*THE EXERCISE*: Search the material below for the string "from" and list each line that holds it.

+++

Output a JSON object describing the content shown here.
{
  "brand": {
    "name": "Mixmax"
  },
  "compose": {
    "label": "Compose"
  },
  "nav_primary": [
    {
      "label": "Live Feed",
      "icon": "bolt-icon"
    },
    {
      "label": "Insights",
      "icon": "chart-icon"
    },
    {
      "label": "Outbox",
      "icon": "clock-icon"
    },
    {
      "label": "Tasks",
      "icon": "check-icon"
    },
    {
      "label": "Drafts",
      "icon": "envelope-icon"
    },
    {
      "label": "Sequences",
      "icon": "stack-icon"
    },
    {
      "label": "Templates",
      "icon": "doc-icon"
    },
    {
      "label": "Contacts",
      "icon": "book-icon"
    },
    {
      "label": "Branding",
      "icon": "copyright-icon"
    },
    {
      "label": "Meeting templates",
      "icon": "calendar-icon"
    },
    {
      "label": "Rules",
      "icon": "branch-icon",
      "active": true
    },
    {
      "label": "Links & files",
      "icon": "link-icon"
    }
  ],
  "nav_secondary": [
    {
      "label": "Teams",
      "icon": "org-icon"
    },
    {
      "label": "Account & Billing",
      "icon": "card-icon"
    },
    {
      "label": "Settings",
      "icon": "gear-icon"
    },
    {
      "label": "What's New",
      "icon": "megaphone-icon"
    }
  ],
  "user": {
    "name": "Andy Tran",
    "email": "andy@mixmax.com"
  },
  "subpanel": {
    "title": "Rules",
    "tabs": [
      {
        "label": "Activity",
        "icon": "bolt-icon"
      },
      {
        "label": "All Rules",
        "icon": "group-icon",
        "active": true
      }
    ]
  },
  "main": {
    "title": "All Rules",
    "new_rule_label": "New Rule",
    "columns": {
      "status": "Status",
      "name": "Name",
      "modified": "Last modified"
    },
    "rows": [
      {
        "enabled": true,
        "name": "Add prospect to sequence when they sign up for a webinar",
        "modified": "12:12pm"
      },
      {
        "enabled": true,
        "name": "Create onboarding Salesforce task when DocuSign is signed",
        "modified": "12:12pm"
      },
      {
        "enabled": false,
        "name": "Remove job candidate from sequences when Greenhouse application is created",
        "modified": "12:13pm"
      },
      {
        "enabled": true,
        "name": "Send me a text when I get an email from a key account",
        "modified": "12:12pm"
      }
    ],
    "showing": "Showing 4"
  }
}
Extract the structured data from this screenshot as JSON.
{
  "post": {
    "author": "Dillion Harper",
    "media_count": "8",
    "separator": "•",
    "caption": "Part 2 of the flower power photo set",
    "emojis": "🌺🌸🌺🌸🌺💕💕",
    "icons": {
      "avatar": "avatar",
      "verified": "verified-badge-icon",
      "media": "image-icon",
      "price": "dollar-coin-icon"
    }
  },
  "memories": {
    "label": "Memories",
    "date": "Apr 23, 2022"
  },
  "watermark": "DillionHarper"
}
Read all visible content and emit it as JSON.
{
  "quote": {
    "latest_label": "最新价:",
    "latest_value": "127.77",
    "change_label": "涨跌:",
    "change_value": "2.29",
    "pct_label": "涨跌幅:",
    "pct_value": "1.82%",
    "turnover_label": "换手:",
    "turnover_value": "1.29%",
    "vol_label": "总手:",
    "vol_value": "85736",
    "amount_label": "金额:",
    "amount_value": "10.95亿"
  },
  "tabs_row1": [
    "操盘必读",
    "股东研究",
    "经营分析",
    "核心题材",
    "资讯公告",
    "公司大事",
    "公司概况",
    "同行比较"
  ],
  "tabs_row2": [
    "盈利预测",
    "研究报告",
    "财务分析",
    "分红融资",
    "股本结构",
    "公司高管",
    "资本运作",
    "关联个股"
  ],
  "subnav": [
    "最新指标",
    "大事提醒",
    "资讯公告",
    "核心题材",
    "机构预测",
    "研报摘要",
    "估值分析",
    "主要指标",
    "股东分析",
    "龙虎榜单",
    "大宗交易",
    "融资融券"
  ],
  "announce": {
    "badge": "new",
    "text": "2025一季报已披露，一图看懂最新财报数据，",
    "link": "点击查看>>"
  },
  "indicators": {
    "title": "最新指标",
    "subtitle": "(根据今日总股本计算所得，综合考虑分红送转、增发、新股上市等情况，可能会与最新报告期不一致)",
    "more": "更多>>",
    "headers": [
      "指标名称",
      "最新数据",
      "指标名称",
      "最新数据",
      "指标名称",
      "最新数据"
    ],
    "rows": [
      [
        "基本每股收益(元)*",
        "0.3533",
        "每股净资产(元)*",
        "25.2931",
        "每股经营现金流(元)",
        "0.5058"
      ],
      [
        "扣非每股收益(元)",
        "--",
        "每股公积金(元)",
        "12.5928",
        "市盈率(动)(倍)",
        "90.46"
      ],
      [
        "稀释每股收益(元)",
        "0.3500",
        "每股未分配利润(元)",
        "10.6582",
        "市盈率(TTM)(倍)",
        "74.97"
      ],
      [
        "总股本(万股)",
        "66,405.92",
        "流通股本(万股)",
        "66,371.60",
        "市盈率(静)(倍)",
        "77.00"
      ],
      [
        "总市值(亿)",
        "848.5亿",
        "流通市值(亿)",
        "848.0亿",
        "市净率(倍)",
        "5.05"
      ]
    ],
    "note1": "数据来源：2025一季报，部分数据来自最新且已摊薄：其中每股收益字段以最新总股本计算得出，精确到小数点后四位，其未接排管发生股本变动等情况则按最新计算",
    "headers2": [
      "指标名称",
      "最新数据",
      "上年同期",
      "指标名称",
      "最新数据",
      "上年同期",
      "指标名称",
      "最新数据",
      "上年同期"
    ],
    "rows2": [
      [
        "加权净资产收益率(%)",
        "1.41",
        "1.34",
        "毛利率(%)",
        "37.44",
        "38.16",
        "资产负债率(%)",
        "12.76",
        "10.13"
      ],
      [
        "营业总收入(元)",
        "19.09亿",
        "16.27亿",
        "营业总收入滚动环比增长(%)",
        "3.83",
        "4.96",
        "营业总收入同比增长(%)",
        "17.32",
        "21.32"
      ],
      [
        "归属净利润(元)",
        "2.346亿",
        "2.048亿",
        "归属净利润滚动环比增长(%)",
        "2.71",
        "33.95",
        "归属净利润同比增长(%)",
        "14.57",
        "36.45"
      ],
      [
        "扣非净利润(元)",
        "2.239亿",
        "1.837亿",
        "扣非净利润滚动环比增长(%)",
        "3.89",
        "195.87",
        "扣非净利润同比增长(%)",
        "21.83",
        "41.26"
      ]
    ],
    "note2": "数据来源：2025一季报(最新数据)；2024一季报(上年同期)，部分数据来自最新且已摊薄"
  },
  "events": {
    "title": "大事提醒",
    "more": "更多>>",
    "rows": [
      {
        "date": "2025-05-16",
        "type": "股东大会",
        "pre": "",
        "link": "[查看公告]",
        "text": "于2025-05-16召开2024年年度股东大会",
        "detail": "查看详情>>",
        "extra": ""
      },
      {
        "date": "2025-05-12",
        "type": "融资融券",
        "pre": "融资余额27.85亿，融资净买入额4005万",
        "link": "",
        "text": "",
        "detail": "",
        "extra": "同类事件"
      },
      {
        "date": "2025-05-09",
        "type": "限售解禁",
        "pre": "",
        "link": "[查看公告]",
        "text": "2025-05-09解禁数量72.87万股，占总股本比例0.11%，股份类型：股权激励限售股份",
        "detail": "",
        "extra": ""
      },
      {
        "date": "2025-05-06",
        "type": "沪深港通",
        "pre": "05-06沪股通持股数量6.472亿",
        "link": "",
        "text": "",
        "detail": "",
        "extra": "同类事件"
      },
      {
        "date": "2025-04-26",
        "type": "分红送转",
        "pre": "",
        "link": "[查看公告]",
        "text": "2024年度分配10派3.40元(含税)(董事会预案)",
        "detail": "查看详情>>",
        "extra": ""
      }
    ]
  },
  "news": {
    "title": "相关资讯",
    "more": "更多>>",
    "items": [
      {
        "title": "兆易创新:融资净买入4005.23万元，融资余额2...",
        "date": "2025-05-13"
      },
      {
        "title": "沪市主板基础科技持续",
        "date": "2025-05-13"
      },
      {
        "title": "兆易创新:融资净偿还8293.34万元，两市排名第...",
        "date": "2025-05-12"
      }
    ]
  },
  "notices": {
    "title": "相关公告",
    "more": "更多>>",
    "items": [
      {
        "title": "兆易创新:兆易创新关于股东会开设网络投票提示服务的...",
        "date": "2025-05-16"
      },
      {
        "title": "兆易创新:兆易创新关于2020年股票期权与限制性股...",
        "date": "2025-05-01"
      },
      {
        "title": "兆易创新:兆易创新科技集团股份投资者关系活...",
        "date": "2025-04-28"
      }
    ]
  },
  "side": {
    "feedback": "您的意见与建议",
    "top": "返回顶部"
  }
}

+++

*SOLUTION TO THIS PROBLEM*:
        "name": "Remove job candidate from sequences when Greenhouse application is created",
        "name": "Send me a text when I get an email from a key account",
Extract the structured data from this screenshot as JSON.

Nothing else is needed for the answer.